Return the listing below word for word.

Stored items
● ● ● ● ● ● ●
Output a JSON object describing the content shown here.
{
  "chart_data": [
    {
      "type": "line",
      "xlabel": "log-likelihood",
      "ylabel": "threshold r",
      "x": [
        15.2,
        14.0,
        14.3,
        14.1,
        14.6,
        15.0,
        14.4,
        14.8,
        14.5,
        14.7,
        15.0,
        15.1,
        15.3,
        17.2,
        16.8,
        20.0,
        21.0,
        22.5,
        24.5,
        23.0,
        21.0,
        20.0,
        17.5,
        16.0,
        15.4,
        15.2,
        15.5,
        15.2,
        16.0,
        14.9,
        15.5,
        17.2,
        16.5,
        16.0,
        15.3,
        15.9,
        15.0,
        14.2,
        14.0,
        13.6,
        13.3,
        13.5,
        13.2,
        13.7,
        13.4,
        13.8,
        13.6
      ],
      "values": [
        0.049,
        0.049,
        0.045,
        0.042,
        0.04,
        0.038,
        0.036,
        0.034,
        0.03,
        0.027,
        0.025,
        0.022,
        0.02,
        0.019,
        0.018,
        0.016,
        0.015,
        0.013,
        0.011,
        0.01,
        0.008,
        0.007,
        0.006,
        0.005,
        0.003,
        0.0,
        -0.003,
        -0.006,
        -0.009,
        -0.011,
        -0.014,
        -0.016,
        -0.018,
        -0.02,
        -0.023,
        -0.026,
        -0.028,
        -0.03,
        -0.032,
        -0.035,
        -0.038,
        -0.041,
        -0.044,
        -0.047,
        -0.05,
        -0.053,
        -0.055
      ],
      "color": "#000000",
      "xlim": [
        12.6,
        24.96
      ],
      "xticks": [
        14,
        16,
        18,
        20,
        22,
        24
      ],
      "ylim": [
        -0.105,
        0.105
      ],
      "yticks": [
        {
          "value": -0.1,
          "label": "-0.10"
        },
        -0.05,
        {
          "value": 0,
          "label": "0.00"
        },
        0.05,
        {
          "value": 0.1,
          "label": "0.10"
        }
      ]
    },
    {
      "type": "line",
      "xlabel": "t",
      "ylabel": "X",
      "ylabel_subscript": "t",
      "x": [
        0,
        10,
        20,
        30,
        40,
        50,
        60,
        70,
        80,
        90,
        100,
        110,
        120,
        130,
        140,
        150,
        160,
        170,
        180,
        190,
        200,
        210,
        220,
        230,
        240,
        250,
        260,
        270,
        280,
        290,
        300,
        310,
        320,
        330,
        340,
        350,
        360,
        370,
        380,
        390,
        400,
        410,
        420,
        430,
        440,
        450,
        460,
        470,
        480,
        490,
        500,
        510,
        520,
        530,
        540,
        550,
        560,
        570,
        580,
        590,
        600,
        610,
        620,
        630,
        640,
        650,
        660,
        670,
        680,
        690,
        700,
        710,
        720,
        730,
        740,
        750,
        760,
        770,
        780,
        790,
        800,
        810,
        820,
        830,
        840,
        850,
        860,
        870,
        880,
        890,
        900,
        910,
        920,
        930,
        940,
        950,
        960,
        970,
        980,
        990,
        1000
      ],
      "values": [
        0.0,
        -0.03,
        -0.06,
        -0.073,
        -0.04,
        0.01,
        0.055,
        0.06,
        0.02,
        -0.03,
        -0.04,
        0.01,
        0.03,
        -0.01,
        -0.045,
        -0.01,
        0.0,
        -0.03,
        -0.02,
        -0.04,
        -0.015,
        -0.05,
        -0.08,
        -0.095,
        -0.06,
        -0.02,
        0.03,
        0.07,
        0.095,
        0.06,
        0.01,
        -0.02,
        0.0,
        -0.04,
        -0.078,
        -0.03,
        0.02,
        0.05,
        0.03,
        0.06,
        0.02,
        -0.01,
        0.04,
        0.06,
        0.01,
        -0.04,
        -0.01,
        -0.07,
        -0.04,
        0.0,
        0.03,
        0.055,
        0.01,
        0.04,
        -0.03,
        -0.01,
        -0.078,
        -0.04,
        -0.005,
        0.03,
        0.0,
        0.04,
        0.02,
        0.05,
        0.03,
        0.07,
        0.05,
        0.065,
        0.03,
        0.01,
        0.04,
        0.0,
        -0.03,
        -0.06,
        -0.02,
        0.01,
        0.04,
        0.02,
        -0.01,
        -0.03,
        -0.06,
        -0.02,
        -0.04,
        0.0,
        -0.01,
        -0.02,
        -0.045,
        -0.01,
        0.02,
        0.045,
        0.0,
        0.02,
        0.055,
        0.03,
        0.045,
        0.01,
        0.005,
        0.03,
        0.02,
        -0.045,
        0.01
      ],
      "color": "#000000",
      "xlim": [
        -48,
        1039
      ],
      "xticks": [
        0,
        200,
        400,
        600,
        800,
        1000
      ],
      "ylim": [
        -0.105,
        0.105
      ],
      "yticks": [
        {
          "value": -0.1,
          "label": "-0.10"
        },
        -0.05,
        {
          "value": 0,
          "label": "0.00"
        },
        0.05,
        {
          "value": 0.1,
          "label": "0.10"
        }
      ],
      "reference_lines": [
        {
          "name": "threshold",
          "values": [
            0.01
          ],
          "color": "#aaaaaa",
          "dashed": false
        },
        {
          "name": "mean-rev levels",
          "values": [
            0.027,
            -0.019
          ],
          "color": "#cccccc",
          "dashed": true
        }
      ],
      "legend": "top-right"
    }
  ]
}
● ● ● ● ● ● ●
● COMPLETED TASK
Output a JSON object describing the content shown here.
{
  "chart_data": [
    {
      "type": "line",
      "xlabel": "log-likelihood",
      "ylabel": "threshold r",
      "x": [
        15.2,
        14.0,
        14.3,
        14.1,
        14.6,
        15.0,
        14.4,
        14.8,
        14.5,
        14.7,
        15.0,
        15.1,
        15.3,
        17.2,
        16.8,
        20.0,
        21.0,
        22.5,
        24.5,
        23.0,
        21.0,
        20.0,
        17.5,
        16.0,
        15.4,
        15.2,
        15.5,
        15.2,
        16.0,
        14.9,
        15.5,
        17.2,
        16.5,
        16.0,
        15.3,
        15.9,
        15.0,
        14.2,
        14.0,
        13.6,
        13.3,
        13.5,
        13.2,
        13.7,
        13.4,
        13.8,
        13.6
      ],
      "values": [
        0.049,
        0.049,
        0.045,
        0.042,
        0.04,
        0.038,
        0.036,
        0.034,
        0.03,
        0.027,
        0.025,
        0.022,
        0.02,
        0.019,
        0.018,
        0.016,
        0.015,
        0.013,
        0.011,
        0.01,
        0.008,
        0.007,
        0.006,
        0.005,
        0.003,
        0.0,
        -0.003,
        -0.006,
        -0.009,
        -0.011,
        -0.014,
        -0.016,
        -0.018,
        -0.02,
        -0.023,
        -0.026,
        -0.028,
        -0.03,
        -0.032,
        -0.035,
        -0.038,
        -0.041,
        -0.044,
        -0.047,
        -0.05,
        -0.053,
        -0.055
      ],
      "color": "#000000",
      "xlim": [
        12.6,
        24.96
      ],
      "xticks": [
        14,
        16,
        18,
        20,
        22,
        24
      ],
      "ylim": [
        -0.105,
        0.105
      ],
      "yticks": [
        {
          "value": -0.1,
          "label": "-0.10"
        },
        -0.05,
        {
          "value": 0,
          "label": "0.00"
        },
        0.05,
        {
          "value": 0.1,
          "label": "0.10"
        }
      ]
    },
    {
      "type": "line",
      "xlabel": "t",
      "ylabel": "X",
      "ylabel_subscript": "t",
      "x": [
        0,
        10,
        20,
        30,
        40,
        50,
        60,
        70,
        80,
        90,
        100,
        110,
        120,
        130,
        140,
        150,
        160,
        170,
        180,
        190,
        200,
        210,
        220,
        230,
        240,
        250,
        260,
        270,
        280,
        290,
        300,
        310,
        320,
        330,
        340,
        350,
        360,
        370,
        380,
        390,
        400,
        410,
        420,
        430,
        440,
        450,
        460,
        470,
        480,
        490,
        500,
        510,
        520,
        530,
        540,
        550,
        560,
        570,
        580,
        590,
        600,
        610,
        620,
        630,
        640,
        650,
        660,
        670,
        680,
        690,
        700,
        710,
        720,
        730,
        740,
        750,
        760,
        770,
        780,
        790,
        800,
        810,
        820,
        830,
        840,
        850,
        860,
        870,
        880,
        890,
        900,
        910,
        920,
        930,
        940,
        950,
        960,
        970,
        980,
        990,
        1000
      ],
      "values": [
        0.0,
        -0.03,
        -0.06,
        -0.073,
        -0.04,
        0.01,
        0.055,
        0.06,
        0.02,
        -0.03,
        -0.04,
        0.01,
        0.03,
        -0.01,
        -0.045,
        -0.01,
        0.0,
        -0.03,
        -0.02,
        -0.04,
        -0.015,
        -0.05,
        -0.08,
        -0.095,
        -0.06,
        -0.02,
        0.03,
        0.07,
        0.095,
        0.06,
        0.01,
        -0.02,
        0.0,
        -0.04,
        -0.078,
        -0.03,
        0.02,
        0.05,
        0.03,
        0.06,
        0.02,
        -0.01,
        0.04,
        0.06,
        0.01,
        -0.04,
        -0.01,
        -0.07,
        -0.04,
        0.0,
        0.03,
        0.055,
        0.01,
        0.04,
        -0.03,
        -0.01,
        -0.078,
        -0.04,
        -0.005,
        0.03,
        0.0,
        0.04,
        0.02,
        0.05,
        0.03,
        0.07,
        0.05,
        0.065,
        0.03,
        0.01,
        0.04,
        0.0,
        -0.03,
        -0.06,
        -0.02,
        0.01,
        0.04,
        0.02,
        -0.01,
        -0.03,
        -0.06,
        -0.02,
        -0.04,
        0.0,
        -0.01,
        -0.02,
        -0.045,
        -0.01,
        0.02,
        0.045,
        0.0,
        0.02,
        0.055,
        0.03,
        0.045,
        0.01,
        0.005,
        0.03,
        0.02,
        -0.045,
        0.01
      ],
      "color": "#000000",
      "xlim": [
        -48,
        1039
      ],
      "xticks": [
        0,
        200,
        400,
        600,
        800,
        1000
      ],
      "ylim": [
        -0.105,
        0.105
      ],
      "yticks": [
        {
          "value": -0.1,
          "label": "-0.10"
        },
        -0.05,
        {
          "value": 0,
          "label": "0.00"
        },
        0.05,
        {
          "value": 0.1,
          "label": "0.10"
        }
      ],
      "reference_lines": [
        {
          "name": "threshold",
          "values": [
            0.01
          ],
          "color": "#aaaaaa",
          "dashed": false
        },
        {
          "name": "mean-rev levels",
          "values": [
            0.027,
            -0.019
          ],
          "color": "#cccccc",
          "dashed": true
        }
      ],
      "legend": "top-right"
    }
  ]
}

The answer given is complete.